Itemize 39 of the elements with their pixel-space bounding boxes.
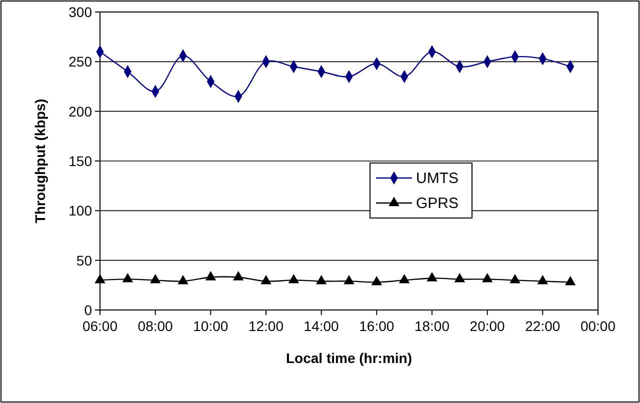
y-axis-title: Throughput (kbps) [32,98,48,224]
y-tick-label: 250 [68,54,92,70]
x-tick-label: 06:00 [82,318,118,334]
y-tick-label: 0 [84,302,92,318]
x-tick-label: 12:00 [248,318,284,334]
point [316,274,327,284]
point [482,273,493,282]
legend-label: GPRS [416,195,459,212]
point [150,274,161,284]
point [564,276,576,286]
point [398,274,410,284]
x-tick-label: 22:00 [525,318,560,334]
y-tick-label: 50 [76,252,92,268]
y-tick-label: 200 [68,103,92,120]
point [537,274,548,284]
point [94,274,106,284]
y-tick-label: 150 [68,153,92,169]
x-tick-label: 08:00 [138,318,174,334]
point [205,271,216,280]
x-tick-label: 10:00 [193,318,228,334]
x-tick-label: 16:00 [359,318,394,334]
point [288,274,300,284]
point [371,276,382,286]
point [178,274,188,284]
x-tick-label: 14:00 [304,318,340,334]
y-tick-label: 100 [68,202,92,219]
legend-label: UMTS [416,170,458,187]
point [232,271,244,280]
x-axis-title: Local time (hr:min) [286,350,412,366]
point [122,273,134,282]
point [510,274,520,284]
x-tick-label: 00:00 [580,318,616,334]
x-tick-label: 18:00 [414,318,450,334]
x-tick-label: 20:00 [470,318,506,334]
point [344,274,354,284]
point [260,274,272,284]
point [426,272,438,282]
y-tick-label: 300 [68,4,92,20]
point [454,273,466,282]
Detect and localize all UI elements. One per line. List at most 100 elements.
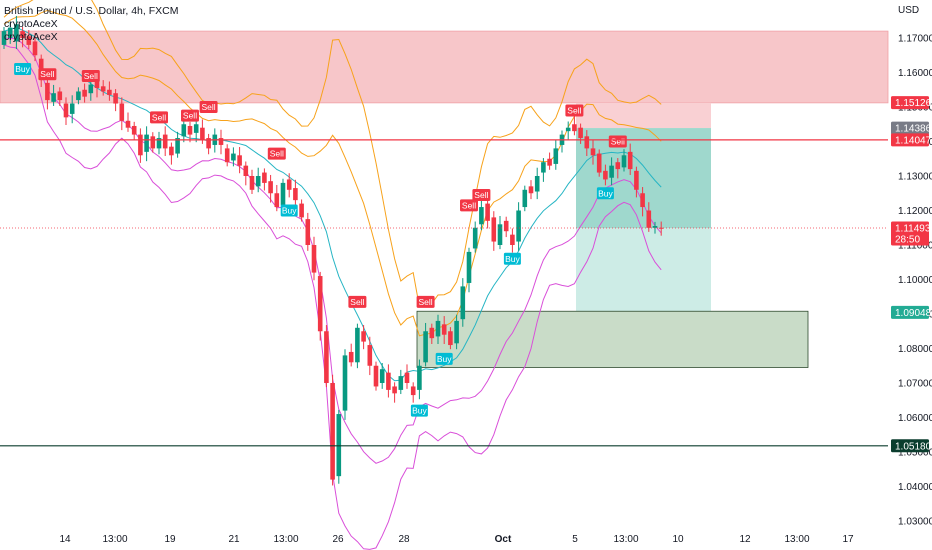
sell-signal — [460, 199, 478, 212]
candle-body — [658, 227, 664, 229]
y-tick-label: 1.06000 — [898, 413, 932, 424]
short-stop-zone — [576, 102, 711, 129]
signal-label: Sell — [611, 137, 625, 147]
legend: British Pound / U.S. Dollar, 4h, FXCM cr… — [4, 5, 178, 44]
price-label-text: 1.14047 — [895, 135, 932, 146]
candle-body — [603, 170, 608, 180]
label-115126 — [891, 96, 929, 110]
buy-signal — [596, 187, 614, 200]
buy-signal — [410, 404, 428, 417]
x-tick-label: 26 — [332, 534, 344, 545]
candle-body — [299, 203, 304, 218]
candle-body — [615, 162, 621, 170]
candle-body — [330, 383, 335, 480]
signal-label: Buy — [598, 188, 613, 198]
sell-signal — [181, 109, 199, 122]
candle-body — [7, 27, 13, 38]
candle-body — [305, 219, 311, 245]
candle-body — [131, 125, 137, 135]
candle-body — [373, 365, 379, 387]
candle-body — [100, 86, 106, 92]
candle-body — [503, 220, 509, 232]
candle-body — [553, 148, 559, 164]
candle-body — [82, 89, 87, 97]
candle-body — [243, 165, 249, 176]
x-tick-label: 12 — [739, 534, 751, 545]
candle-body — [237, 155, 242, 166]
candle-body — [32, 41, 38, 56]
y-tick-label: 1.16000 — [898, 68, 932, 79]
candle-body — [479, 207, 484, 225]
signal-label: Sell — [567, 105, 581, 115]
candle-body — [193, 124, 199, 133]
indicator-2-label[interactable]: cryptoAceX — [4, 31, 58, 43]
price-label-text: 1.05180 — [895, 441, 932, 452]
candle-body — [119, 103, 125, 121]
candle-body — [584, 136, 590, 149]
candle-body — [547, 158, 552, 166]
candle-body — [417, 365, 422, 390]
candle-body — [342, 355, 348, 411]
signal-label: Buy — [437, 354, 452, 364]
signal-label: Sell — [152, 112, 166, 122]
candle-body — [69, 103, 75, 114]
candle-body — [627, 151, 633, 170]
signal-label: Sell — [419, 297, 433, 307]
candle-body — [20, 31, 25, 38]
horizontal-lines[interactable] — [0, 139, 888, 447]
candle-body — [441, 324, 447, 335]
x-tick-label: 28 — [398, 534, 410, 545]
sell-signal — [199, 101, 218, 113]
indicator-1-label[interactable]: cryptoAceX — [4, 18, 58, 30]
signal-label: Buy — [15, 64, 30, 74]
orange-upper-band — [3, 0, 662, 308]
x-tick-label: 17 — [842, 534, 854, 545]
short-target-zone — [576, 228, 711, 313]
countdown-text: 28:50 — [895, 234, 920, 245]
y-tick-label: 1.10000 — [898, 275, 932, 286]
candle-body — [187, 125, 193, 135]
zones-layer — [0, 30, 889, 368]
y-tick-label: 1.05000 — [898, 448, 932, 459]
price-label-text: 1.11493 — [895, 223, 931, 234]
candle-body — [293, 188, 298, 201]
candle-body — [404, 372, 410, 383]
signal-label: Sell — [270, 149, 284, 159]
candle-body — [218, 138, 224, 145]
candle-body — [51, 93, 56, 102]
candle-body — [448, 331, 453, 346]
price-label-text: 1.09048 — [895, 308, 932, 319]
x-tick-label: Oct — [495, 534, 512, 545]
candle-body — [286, 179, 292, 190]
candle-body — [355, 327, 360, 363]
y-tick-label: 1.12000 — [898, 206, 932, 217]
candle-body — [200, 127, 205, 140]
x-tick-label: 21 — [228, 534, 240, 545]
label-109048 — [891, 305, 929, 319]
candle-body — [262, 172, 267, 183]
x-tick-label: 13:00 — [102, 534, 127, 545]
y-tick-label: 1.13000 — [898, 172, 932, 183]
candle-body — [144, 134, 149, 152]
buy-signal — [280, 204, 298, 217]
y-tick-label: 1.17000 — [898, 34, 932, 45]
y-tick-label: 1.11000 — [898, 241, 932, 252]
sell-signal — [38, 68, 57, 81]
signal-label: Buy — [412, 406, 427, 416]
candle-body — [113, 93, 118, 104]
label-111493 — [891, 221, 929, 246]
candle-body — [231, 153, 236, 161]
signal-label: Sell — [474, 190, 488, 200]
candle-body — [206, 138, 211, 149]
price-label-text: 1.15126 — [895, 98, 932, 109]
candle-body — [541, 162, 546, 173]
candle-body — [107, 89, 112, 95]
symbol-title[interactable]: British Pound / U.S. Dollar, 4h, FXCM — [4, 5, 179, 17]
candle-body — [57, 91, 63, 101]
candle-body — [361, 331, 366, 342]
label-114047 — [891, 133, 929, 147]
currency-label: USD — [898, 5, 919, 16]
time-axis[interactable]: 14 13:00 19 21 13:00 26 28 Oct 5 13:00 10 12 13:00 17 — [59, 534, 854, 545]
candle-body — [429, 327, 435, 339]
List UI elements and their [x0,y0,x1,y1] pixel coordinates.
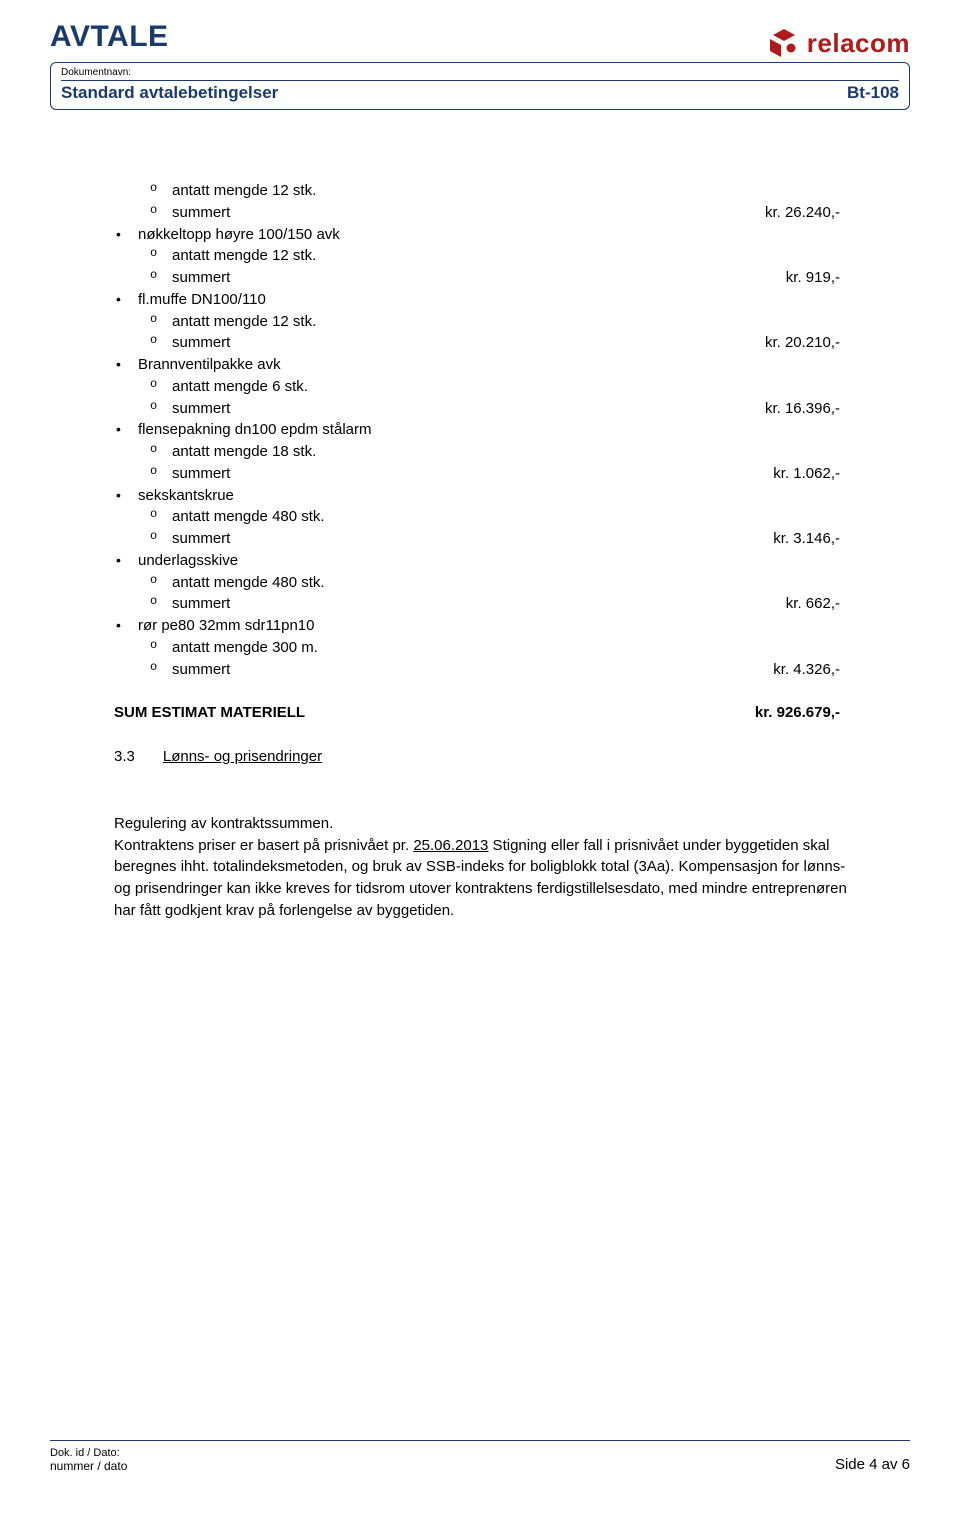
item-sub-line: antatt mengde 18 stk. [114,441,870,463]
item-sub-price: kr. 16.396,- [765,398,870,420]
item-sub-text: summert [172,398,230,420]
section-title: Lønns- og prisendringer [163,746,322,768]
document-title: AVTALE [50,20,169,54]
item-sub-line: antatt mengde 6 stk. [114,376,870,398]
item-sub-price: kr. 1.062,- [773,463,870,485]
item-sub-line: summert kr. 662,- [114,593,870,615]
item-sub-text: summert [172,267,230,289]
footer-left: Dok. id / Dato: nummer / dato [50,1447,127,1473]
item-sub-line: summert kr. 4.326,- [114,659,870,681]
item-sub-text: summert [172,659,230,681]
item-label: underlagsskive [114,550,870,572]
item-group: underlagsskiveantatt mengde 480 stk.summ… [114,550,870,615]
item-sub-line: summert kr. 20.210,- [114,332,870,354]
item-sub-text: antatt mengde 12 stk. [172,180,316,202]
section-number: 3.3 [114,746,135,768]
item-sub-line: summert kr. 26.240,- [114,202,870,224]
item-sub-text: summert [172,593,230,615]
item-sub-line: summert kr. 1.062,- [114,463,870,485]
sum-line: SUM ESTIMAT MATERIELL kr. 926.679,- [114,702,870,724]
item-sub-text: antatt mengde 12 stk. [172,311,316,333]
section-3-3: 3.3 Lønns- og prisendringer [114,746,870,768]
item-group: flensepakning dn100 epdm stålarmantatt m… [114,419,870,484]
item-sub-text: antatt mengde 480 stk. [172,506,325,528]
brand-logo: relacom [767,26,910,60]
document-body: antatt mengde 12 stk.summertkr. 26.240,-… [50,180,910,922]
body-paragraphs: Regulering av kontraktssummen. Kontrakte… [114,813,870,922]
document-header-box: Dokumentnavn: Standard avtalebetingelser… [50,62,910,110]
item-group: nøkkeltopp høyre 100/150 avkantatt mengd… [114,224,870,289]
paragraph-2-underlined: 25.06.2013 [413,837,488,854]
item-sub-text: antatt mengde 480 stk. [172,572,325,594]
item-sub-line: antatt mengde 12 stk. [114,245,870,267]
item-sub-text: antatt mengde 6 stk. [172,376,308,398]
item-group: fl.muffe DN100/110antatt mengde 12 stk.s… [114,289,870,354]
paragraph-1: Regulering av kontraktssummen. [114,813,860,835]
item-sub-text: summert [172,202,230,224]
item-label: rør pe80 32mm sdr11pn10 [114,615,870,637]
item-sub-line: antatt mengde 300 m. [114,637,870,659]
brand-logo-text: relacom [807,28,910,59]
item-label: flensepakning dn100 epdm stålarm [114,419,870,441]
item-sub-text: summert [172,463,230,485]
item-sub-text: antatt mengde 300 m. [172,637,318,659]
item-group: Brannventilpakke avkantatt mengde 6 stk.… [114,354,870,419]
item-sub-price: kr. 26.240,- [765,202,870,224]
document-name: Standard avtalebetingelser [61,83,278,103]
footer-doc-id-value: nummer / dato [50,1459,127,1473]
item-sub-line: summert kr. 16.396,- [114,398,870,420]
paragraph-2-part-a: Kontraktens priser er basert på prisnivå… [114,837,413,854]
item-sub-line: antatt mengde 480 stk. [114,506,870,528]
page-number: Side 4 av 6 [835,1456,910,1473]
page-footer: Dok. id / Dato: nummer / dato Side 4 av … [50,1440,910,1473]
document-code: Bt-108 [847,83,899,103]
item-label: fl.muffe DN100/110 [114,289,870,311]
item-sub-line: summert kr. 919,- [114,267,870,289]
paragraph-2: Kontraktens priser er basert på prisnivå… [114,835,860,922]
item-sub-price: kr. 662,- [786,593,870,615]
item-sub-line: antatt mengde 12 stk. [114,311,870,333]
item-sub-text: summert [172,528,230,550]
item-sub-price: kr. 3.146,- [773,528,870,550]
item-sub-price: kr. 4.326,- [773,659,870,681]
item-group: sekskantskrueantatt mengde 480 stk.summe… [114,485,870,550]
item-sub-line: antatt mengde 12 stk. [114,180,870,202]
item-group: rør pe80 32mm sdr11pn10antatt mengde 300… [114,615,870,680]
document-name-label: Dokumentnavn: [61,67,899,78]
brand-logo-icon [767,26,801,60]
item-sub-text: antatt mengde 12 stk. [172,245,316,267]
item-sub-text: summert [172,332,230,354]
item-sub-price: kr. 919,- [786,267,870,289]
item-label: Brannventilpakke avk [114,354,870,376]
item-label: sekskantskrue [114,485,870,507]
item-group: antatt mengde 12 stk.summert kr. 26.240,- [114,180,870,224]
item-sub-line: summert kr. 3.146,- [114,528,870,550]
item-sub-line: antatt mengde 480 stk. [114,572,870,594]
footer-doc-id-label: Dok. id / Dato: [50,1447,127,1459]
item-sub-text: antatt mengde 18 stk. [172,441,316,463]
item-sub-price: kr. 20.210,- [765,332,870,354]
sum-price: kr. 926.679,- [755,702,870,724]
item-label: nøkkeltopp høyre 100/150 avk [114,224,870,246]
sum-label: SUM ESTIMAT MATERIELL [114,702,305,724]
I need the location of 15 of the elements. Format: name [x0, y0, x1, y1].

++++++++

### Job
Return the lines of the records above unchanged, beginning at the line containing "y-axis-title: Throughput (kbps)" and ending after the line containing "Detect and localize".

### The result
y-axis-title: Throughput (kbps) [32,98,48,224]
y-tick-label: 250 [68,54,92,70]
x-tick-label: 06:00 [82,318,118,334]
y-tick-label: 0 [84,302,92,318]
x-tick-label: 12:00 [248,318,284,334]
point [316,274,327,284]
point [482,273,493,282]
legend-label: GPRS [416,195,459,212]
point [150,274,161,284]
point [564,276,576,286]
point [398,274,410,284]
x-tick-label: 22:00 [525,318,560,334]
y-tick-label: 50 [76,252,92,268]
y-tick-label: 200 [68,103,92,120]
point [537,274,548,284]
point [94,274,106,284]
y-tick-label: 150 [68,153,92,169]
x-tick-label: 08:00 [138,318,174,334]
point [205,271,216,280]
x-tick-label: 10:00 [193,318,228,334]
x-tick-label: 16:00 [359,318,394,334]
point [288,274,300,284]
point [371,276,382,286]
point [178,274,188,284]
x-tick-label: 14:00 [304,318,340,334]
y-tick-label: 100 [68,202,92,219]
legend-label: UMTS [416,170,458,187]
point [232,271,244,280]
x-axis-title: Local time (hr:min) [286,350,412,366]
point [122,273,134,282]
point [510,274,520,284]
x-tick-label: 00:00 [580,318,616,334]
x-tick-label: 18:00 [414,318,450,334]
x-tick-label: 20:00 [470,318,506,334]
point [344,274,354,284]
point [260,274,272,284]
point [426,272,438,282]
y-tick-label: 300 [68,4,92,20]
point [454,273,466,282]
Detect and localize all UI elements. One per line. List at most 100 elements.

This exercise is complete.